*PROMPT:* Go through the records below line by line, counting those that contain the word "this"; answer with the count only.

◇ ◇ ◇

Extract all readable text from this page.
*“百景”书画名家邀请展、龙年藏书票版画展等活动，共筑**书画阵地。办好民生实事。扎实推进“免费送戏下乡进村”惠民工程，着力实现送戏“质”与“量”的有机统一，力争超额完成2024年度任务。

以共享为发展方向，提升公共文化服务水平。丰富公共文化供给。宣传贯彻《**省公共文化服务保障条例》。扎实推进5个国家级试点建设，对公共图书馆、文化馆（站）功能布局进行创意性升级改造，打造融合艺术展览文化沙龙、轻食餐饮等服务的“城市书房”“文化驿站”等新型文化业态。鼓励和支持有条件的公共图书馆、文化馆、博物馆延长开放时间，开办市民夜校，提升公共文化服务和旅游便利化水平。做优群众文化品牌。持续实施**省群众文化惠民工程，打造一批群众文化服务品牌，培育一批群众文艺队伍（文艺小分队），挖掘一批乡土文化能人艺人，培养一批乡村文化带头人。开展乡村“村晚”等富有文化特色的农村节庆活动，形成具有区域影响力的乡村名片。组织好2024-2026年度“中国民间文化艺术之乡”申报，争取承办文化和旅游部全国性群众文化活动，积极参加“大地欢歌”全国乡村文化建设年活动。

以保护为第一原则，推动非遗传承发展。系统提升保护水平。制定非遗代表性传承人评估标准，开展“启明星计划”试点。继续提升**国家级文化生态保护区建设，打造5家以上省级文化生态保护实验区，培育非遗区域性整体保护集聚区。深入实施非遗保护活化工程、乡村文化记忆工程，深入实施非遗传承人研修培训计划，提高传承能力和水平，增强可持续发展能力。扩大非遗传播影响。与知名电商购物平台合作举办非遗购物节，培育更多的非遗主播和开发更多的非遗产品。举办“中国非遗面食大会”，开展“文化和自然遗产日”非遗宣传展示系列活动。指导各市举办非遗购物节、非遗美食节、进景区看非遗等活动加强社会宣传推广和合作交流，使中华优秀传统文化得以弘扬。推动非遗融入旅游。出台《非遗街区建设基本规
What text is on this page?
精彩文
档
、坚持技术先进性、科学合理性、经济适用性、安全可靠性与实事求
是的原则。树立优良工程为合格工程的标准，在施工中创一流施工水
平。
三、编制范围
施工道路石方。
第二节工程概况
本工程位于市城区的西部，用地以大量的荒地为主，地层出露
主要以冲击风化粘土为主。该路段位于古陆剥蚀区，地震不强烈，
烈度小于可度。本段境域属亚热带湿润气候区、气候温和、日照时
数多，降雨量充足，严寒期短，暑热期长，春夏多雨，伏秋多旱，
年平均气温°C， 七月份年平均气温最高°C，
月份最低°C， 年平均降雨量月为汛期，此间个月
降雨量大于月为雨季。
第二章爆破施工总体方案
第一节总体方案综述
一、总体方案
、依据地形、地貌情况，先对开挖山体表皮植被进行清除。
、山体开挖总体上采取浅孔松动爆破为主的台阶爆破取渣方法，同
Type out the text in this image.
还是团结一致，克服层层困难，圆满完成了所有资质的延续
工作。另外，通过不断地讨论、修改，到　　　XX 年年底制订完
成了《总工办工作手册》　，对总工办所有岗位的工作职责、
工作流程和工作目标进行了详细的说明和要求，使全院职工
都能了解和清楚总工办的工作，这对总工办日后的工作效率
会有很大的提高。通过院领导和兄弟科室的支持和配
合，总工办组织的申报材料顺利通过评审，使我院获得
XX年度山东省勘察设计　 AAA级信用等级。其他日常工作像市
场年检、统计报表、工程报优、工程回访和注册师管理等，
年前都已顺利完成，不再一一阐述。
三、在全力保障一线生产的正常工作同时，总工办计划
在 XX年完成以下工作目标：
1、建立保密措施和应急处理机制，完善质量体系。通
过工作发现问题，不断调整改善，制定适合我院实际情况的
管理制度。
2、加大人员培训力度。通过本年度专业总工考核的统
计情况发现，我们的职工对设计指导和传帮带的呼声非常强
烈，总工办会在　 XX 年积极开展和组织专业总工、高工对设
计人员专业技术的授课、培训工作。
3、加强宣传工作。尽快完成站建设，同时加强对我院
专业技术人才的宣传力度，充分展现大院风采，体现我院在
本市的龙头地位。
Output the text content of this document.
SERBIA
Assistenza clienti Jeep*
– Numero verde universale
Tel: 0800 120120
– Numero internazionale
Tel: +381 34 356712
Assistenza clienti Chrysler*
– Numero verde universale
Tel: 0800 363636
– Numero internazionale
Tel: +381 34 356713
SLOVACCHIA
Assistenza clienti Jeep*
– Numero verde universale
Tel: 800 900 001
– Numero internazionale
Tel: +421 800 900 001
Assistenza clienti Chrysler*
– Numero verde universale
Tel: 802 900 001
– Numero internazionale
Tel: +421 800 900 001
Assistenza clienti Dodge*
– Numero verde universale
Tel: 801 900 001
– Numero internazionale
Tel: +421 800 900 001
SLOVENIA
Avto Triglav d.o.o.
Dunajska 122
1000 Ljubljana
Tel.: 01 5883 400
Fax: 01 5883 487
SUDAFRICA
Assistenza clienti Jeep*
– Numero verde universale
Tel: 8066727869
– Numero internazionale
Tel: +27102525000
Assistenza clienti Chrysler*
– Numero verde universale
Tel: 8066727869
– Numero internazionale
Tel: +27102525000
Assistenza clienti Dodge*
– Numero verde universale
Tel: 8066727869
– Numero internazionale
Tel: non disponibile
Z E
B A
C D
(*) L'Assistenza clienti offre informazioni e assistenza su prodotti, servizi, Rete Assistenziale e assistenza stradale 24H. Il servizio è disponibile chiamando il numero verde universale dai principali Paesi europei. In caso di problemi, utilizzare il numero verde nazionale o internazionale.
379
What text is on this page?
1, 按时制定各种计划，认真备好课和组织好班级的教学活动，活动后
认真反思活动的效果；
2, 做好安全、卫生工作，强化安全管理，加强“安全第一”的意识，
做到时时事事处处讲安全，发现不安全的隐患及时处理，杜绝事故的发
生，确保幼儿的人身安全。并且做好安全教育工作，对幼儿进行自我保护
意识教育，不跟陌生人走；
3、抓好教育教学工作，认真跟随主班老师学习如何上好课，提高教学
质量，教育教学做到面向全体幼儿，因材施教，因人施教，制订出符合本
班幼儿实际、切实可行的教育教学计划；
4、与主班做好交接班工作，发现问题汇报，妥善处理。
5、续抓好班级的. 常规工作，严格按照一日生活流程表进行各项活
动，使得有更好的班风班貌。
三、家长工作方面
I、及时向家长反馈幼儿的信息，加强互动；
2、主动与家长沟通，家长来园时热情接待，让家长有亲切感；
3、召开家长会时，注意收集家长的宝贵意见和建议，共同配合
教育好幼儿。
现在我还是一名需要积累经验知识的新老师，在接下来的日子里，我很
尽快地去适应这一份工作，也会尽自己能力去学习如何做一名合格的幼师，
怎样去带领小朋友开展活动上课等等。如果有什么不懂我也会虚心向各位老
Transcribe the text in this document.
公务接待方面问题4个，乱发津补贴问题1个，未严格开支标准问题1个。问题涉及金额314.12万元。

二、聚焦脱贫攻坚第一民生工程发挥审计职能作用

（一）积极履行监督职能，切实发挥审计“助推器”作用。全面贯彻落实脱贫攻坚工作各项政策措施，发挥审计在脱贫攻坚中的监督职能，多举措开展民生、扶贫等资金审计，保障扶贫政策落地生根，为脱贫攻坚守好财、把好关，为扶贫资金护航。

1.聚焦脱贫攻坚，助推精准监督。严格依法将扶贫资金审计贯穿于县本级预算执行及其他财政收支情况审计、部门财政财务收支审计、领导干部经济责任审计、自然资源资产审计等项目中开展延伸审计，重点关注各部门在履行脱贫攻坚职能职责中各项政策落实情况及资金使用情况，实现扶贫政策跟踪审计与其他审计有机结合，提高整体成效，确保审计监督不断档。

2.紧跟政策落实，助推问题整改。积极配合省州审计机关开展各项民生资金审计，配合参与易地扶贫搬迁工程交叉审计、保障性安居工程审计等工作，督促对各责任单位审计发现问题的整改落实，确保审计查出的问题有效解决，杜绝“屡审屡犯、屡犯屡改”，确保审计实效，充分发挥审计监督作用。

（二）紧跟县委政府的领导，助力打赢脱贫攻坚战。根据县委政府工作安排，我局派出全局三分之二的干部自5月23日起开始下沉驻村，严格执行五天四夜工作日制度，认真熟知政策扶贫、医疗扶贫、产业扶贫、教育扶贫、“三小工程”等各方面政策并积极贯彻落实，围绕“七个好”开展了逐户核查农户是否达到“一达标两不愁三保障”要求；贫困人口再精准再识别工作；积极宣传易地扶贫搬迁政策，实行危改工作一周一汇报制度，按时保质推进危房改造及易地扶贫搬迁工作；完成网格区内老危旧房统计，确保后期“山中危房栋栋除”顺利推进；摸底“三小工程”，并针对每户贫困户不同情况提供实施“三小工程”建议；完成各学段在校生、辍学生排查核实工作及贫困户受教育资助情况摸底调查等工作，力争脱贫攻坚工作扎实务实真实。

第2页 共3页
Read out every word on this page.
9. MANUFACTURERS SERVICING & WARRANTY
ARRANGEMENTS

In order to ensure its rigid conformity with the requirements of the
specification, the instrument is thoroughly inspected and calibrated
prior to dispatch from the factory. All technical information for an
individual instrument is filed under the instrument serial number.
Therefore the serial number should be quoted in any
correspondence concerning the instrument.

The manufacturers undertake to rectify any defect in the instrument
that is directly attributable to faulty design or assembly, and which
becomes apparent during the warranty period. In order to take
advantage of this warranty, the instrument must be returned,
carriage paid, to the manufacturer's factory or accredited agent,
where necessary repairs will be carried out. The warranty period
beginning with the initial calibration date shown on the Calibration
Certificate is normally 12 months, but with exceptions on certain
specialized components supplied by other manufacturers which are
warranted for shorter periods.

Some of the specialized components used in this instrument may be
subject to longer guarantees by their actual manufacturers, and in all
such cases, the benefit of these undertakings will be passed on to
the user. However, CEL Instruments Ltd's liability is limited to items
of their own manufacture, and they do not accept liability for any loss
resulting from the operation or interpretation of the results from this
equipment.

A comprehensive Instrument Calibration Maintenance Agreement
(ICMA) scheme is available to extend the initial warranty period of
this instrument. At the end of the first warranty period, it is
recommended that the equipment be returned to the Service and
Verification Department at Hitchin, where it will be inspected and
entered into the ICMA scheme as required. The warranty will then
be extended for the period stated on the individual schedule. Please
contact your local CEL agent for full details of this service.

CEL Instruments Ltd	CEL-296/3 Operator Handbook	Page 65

◇ ◇ ◇

*RESPONSE TO THE EXERCISE:* 12